* **TASK DESCRIPTION**
Copy out the rows below word for word, starting at the one that contains "paragraph-emphasis: Feedback: [188, 588, 241, 604]" and ending at the one that contains "traditional-paragraph-1: Under the", with both included.
==== RECORDED INFORMATION
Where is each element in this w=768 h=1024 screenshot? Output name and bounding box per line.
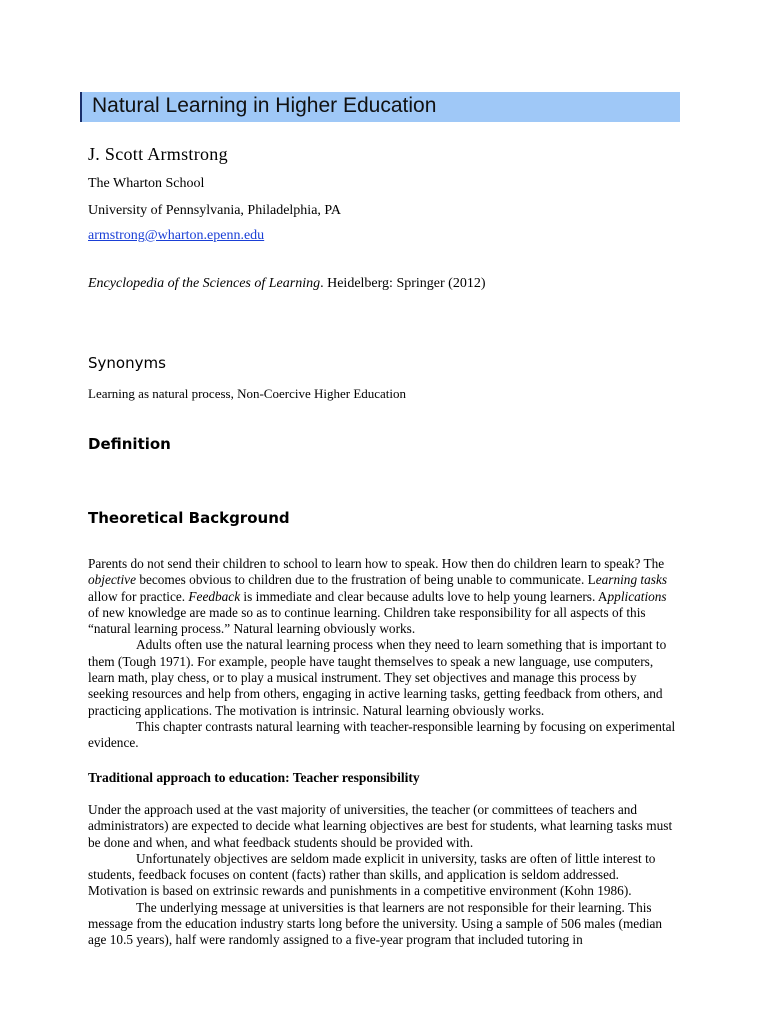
paragraph-emphasis: Feedback: [188, 588, 241, 604]
affiliation-school: The Wharton School: [88, 176, 205, 191]
paragraph-text: of new knowledge are made so as to continue learning. Children take responsibility for all aspects of this “natural learning process.” Natural learning obviously works.: [88, 604, 646, 637]
document-title: Natural Learning in Higher Education: [92, 94, 437, 117]
traditional-paragraph-3: The underlying message at universities is that learners are not responsible for their learning. This message from the education industry starts long before the university. Using a sample of 506 males (median age 10.5 years), half were randomly assigned to a five-year program that included tutoring in: [88, 899, 663, 948]
paragraph-text: becomes obvious to children due to the frustration of being unable to communicate. L: [136, 572, 596, 588]
email-link[interactable]: armstrong@wharton.epenn.edu: [88, 228, 265, 243]
background-body: [88, 556, 680, 752]
traditional-paragraph-1: Under the approach used at the vast majority of universities, the teacher (or committees of teachers and administrators) are expected to decide what learning objectives are best for students, what learning tasks must be done and when, and what feedback students should be provided with.: [88, 802, 673, 850]
background-paragraph-2: Adults often use the natural learning process when they need to learn something that is important to them (Tough 1971). For example, people have taught themselves to speak a new language, use computers, learn math, play chess, or to play a musical instrument. They set objectives and manage this process by seeking resources and help from others, engaging in active learning tasks, getting feedback from others, and practicing applications. The motivation is intrinsic. Natural learning obviously works.: [88, 637, 667, 718]
affiliation-university: University of Pennsylvania, Philadelphia, PA: [88, 203, 342, 218]
author-name: J. Scott Armstrong: [88, 144, 228, 164]
traditional-body: [88, 802, 680, 949]
background-paragraph-1: [88, 556, 680, 637]
paragraph-emphasis: pplications: [607, 588, 667, 604]
paragraph-text: allow for practice.: [88, 588, 189, 604]
traditional-paragraph-2: Unfortunately objectives are seldom made explicit in university, tasks are often of little interest to students, feedback focuses on content (facts) rather than skills, and application is seldom addressed. Motivation is based on extrinsic rewards and punishments in a competitive environment (Kohn 1986).: [88, 850, 656, 899]
citation-source: Encyclopedia of the Sciences of Learning: [88, 276, 321, 291]
traditional-heading: Traditional approach to education: Teacher responsibility: [88, 770, 420, 785]
synonyms-heading: Synonyms: [88, 354, 166, 372]
background-paragraph-3: This chapter contrasts natural learning with teacher-responsible learning by focusing on experimental evidence.: [88, 718, 676, 751]
title-bar: [80, 92, 680, 122]
paragraph-emphasis: earning tasks: [595, 572, 668, 588]
synonyms-text: Learning as natural process, Non-Coercive Higher Education: [88, 386, 407, 401]
citation-publisher: . Heidelberg: Springer (2012): [320, 276, 486, 291]
citation: [88, 276, 485, 292]
background-heading: Theoretical Background: [88, 509, 290, 527]
definition-heading: Definition: [88, 435, 171, 453]
paragraph-text: is immediate and clear because adults love to help young learners. A: [240, 588, 608, 604]
paragraph-text: Parents do not send their children to school to learn how to speak. How then do children learn to speak? The: [88, 556, 665, 571]
paragraph-emphasis: objective: [88, 572, 136, 588]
========
* **FINISHED ANSWER**
paragraph-emphasis: Feedback: [188, 588, 241, 604]
affiliation-school: The Wharton School: [88, 176, 205, 191]
paragraph-text: of new knowledge are made so as to continue learning. Children take responsibility for all aspects of this “natural learning process.” Natural learning obviously works.: [88, 604, 646, 637]
document-title: Natural Learning in Higher Education: [92, 94, 437, 117]
traditional-paragraph-3: The underlying message at universities is that learners are not responsible for their learning. This message from the education industry starts long before the university. Using a sample of 506 males (median age 10.5 years), half were randomly assigned to a five-year program that included tutoring in: [88, 899, 663, 948]
paragraph-text: becomes obvious to children due to the frustration of being unable to communicate. L: [136, 572, 596, 588]
email-link[interactable]: armstrong@wharton.epenn.edu: [88, 228, 265, 243]
background-body: [88, 556, 680, 752]
traditional-paragraph-1: Under the approach used at the vast majority of universities, the teacher (or committees of teachers and administrators) are expected to decide what learning objectives are best for students, what learning tasks must be done and when, and what feedback students should be provided with.: [88, 802, 673, 850]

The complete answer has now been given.